**Document excerpt:**
┌────────

Reviewed-by: Steven Price <steven.price@arm.com>

> ---
>  drivers/gpu/drm/scheduler/sched_entity.c | 6 +++---
>  include/drm/gpu_scheduler.h              | 4 ++--
>  2 files changed, 5 insertions(+), 5 deletions(-)
> 
> diff --git a/drivers/gpu/drm/scheduler/sched_entity.c b/drivers/gpu/drm/scheduler/sched_entity.c
> index 191c56064f19..6b25b2f4f5a3 100644
> --- a/drivers/gpu/drm/scheduler/sched_entity.c
> +++ b/drivers/gpu/drm/scheduler/sched_entity.c
> @@ -190,7 +190,7 @@ long drm_sched_entity_flush(struct drm_sched_entity *entity, long timeout)
>  }
>  EXPORT_SYMBOL(drm_sched_entity_flush);
>  
> -static void drm_sched_entity_kill_jobs_irq_work(struct irq_work *wrk)
> +static void drm_sched_entity_kill_jobs_work(struct work_struct *wrk)

└────────

**Exercise brief:**
Copy the stretch of the scheduler patch review above from "Reviewed-by: Steven Price" through "insertions(+), 5 deletions(-)", keeping every character as it appears.

**Available data:**
┌────────

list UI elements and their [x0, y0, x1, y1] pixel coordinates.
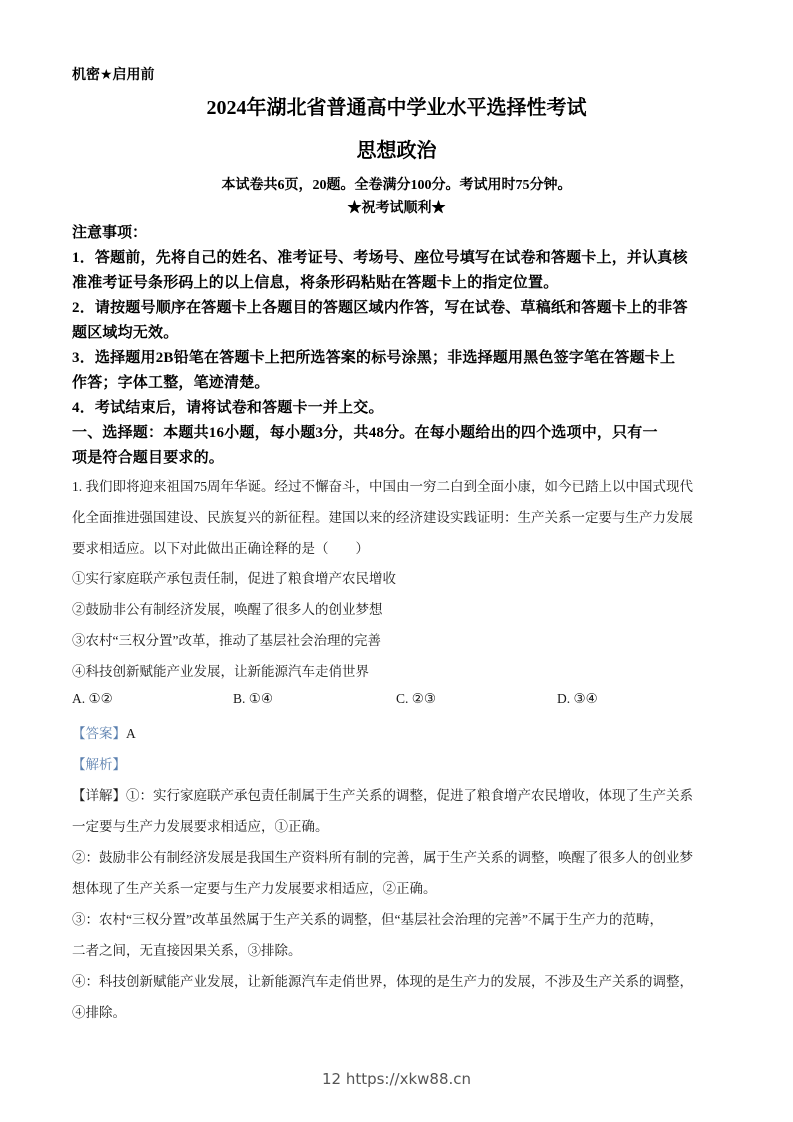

└────────

**Response:**
Reviewed-by: Steven Price <steven.price@arm.com>

> ---
>  drivers/gpu/drm/scheduler/sched_entity.c | 6 +++---
>  include/drm/gpu_scheduler.h              | 4 ++--
>  2 files changed, 5 insertions(+), 5 deletions(-)